[Stored items from a collection]
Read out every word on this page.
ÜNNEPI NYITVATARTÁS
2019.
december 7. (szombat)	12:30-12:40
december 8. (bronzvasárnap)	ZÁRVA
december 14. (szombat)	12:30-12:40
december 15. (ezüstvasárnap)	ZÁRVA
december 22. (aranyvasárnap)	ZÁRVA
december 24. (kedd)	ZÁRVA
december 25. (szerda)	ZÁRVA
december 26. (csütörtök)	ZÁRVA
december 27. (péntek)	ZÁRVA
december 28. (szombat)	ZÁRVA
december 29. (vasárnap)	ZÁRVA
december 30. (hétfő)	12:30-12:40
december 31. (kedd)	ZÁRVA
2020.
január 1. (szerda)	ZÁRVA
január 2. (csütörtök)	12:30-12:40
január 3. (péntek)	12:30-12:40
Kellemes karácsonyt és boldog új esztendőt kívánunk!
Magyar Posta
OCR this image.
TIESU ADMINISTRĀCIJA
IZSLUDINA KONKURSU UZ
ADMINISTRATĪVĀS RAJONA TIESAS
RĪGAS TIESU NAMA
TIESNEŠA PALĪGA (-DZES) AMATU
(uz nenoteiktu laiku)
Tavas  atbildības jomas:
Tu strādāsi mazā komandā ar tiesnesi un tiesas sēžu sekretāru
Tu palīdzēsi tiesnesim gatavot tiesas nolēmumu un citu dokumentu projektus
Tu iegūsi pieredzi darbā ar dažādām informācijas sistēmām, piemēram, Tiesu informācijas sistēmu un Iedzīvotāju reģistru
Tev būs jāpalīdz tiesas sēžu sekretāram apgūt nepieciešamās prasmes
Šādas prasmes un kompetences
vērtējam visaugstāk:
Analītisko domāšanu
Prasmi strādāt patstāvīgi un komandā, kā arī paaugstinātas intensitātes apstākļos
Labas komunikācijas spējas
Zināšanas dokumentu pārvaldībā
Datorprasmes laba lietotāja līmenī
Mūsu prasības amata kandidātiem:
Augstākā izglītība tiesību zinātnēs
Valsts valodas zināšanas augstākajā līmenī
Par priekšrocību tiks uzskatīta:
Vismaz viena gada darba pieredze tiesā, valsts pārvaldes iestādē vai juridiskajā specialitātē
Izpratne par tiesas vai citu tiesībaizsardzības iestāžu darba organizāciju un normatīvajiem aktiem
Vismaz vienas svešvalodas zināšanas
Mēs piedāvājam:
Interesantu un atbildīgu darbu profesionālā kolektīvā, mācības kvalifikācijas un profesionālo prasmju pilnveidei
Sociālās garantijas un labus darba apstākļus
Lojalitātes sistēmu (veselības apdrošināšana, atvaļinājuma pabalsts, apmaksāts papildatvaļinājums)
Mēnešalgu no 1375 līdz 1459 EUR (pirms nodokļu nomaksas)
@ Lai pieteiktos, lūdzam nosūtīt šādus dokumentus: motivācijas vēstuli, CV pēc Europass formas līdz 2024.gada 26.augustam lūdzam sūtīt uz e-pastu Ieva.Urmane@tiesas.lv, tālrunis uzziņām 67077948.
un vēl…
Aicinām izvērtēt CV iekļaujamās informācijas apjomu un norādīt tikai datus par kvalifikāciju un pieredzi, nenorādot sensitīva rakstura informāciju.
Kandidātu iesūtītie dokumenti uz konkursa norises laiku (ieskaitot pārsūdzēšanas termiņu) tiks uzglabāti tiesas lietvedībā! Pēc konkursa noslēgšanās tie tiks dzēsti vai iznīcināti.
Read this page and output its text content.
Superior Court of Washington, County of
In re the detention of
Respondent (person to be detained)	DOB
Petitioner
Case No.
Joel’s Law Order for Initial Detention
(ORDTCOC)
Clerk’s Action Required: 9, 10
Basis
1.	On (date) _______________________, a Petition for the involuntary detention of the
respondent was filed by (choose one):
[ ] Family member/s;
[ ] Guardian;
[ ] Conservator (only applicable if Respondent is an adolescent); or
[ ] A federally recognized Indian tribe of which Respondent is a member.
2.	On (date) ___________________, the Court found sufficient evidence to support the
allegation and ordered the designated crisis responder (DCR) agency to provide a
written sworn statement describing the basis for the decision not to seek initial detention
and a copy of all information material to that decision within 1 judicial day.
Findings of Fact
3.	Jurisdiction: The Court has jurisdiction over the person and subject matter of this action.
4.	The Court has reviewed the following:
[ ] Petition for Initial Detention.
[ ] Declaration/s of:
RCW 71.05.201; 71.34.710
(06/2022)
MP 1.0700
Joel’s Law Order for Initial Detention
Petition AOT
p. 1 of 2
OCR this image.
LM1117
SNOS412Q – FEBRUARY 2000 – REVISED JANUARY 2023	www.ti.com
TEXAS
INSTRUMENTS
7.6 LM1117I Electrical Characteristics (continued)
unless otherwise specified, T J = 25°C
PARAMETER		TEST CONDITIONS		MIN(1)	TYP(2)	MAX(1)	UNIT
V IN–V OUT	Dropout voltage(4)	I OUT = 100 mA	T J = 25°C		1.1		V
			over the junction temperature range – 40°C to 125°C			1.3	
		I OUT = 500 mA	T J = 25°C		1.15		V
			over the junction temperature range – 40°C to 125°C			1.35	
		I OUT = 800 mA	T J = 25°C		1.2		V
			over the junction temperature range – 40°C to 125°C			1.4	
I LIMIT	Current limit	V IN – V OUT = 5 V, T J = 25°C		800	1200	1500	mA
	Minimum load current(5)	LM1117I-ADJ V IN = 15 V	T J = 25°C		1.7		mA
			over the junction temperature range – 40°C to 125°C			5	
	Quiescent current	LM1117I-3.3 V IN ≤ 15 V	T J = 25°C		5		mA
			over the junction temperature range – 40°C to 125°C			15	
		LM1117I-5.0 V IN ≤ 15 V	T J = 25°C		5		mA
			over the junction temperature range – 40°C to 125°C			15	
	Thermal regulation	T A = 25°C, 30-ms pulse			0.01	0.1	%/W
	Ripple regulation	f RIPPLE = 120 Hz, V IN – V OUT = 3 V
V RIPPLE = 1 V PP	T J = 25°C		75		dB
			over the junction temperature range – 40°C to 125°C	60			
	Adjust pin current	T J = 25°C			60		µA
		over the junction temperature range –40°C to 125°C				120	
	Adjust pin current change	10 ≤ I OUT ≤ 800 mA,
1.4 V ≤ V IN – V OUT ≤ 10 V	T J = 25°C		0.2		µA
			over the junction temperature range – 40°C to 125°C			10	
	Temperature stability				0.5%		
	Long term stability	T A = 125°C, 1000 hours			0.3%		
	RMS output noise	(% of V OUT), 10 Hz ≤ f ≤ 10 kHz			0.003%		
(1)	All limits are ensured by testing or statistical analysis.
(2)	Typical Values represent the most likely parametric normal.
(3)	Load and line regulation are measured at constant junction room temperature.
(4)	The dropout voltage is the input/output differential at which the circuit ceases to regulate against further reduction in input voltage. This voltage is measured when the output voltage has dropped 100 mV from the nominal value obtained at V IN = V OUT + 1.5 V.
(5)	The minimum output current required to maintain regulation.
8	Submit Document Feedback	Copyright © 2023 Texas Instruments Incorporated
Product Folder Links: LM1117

_DESCRIPTION OF THE TASK_. Report how many lines of the preceding records include "Read". Output the number only.

_TASK RESPONSE_. 2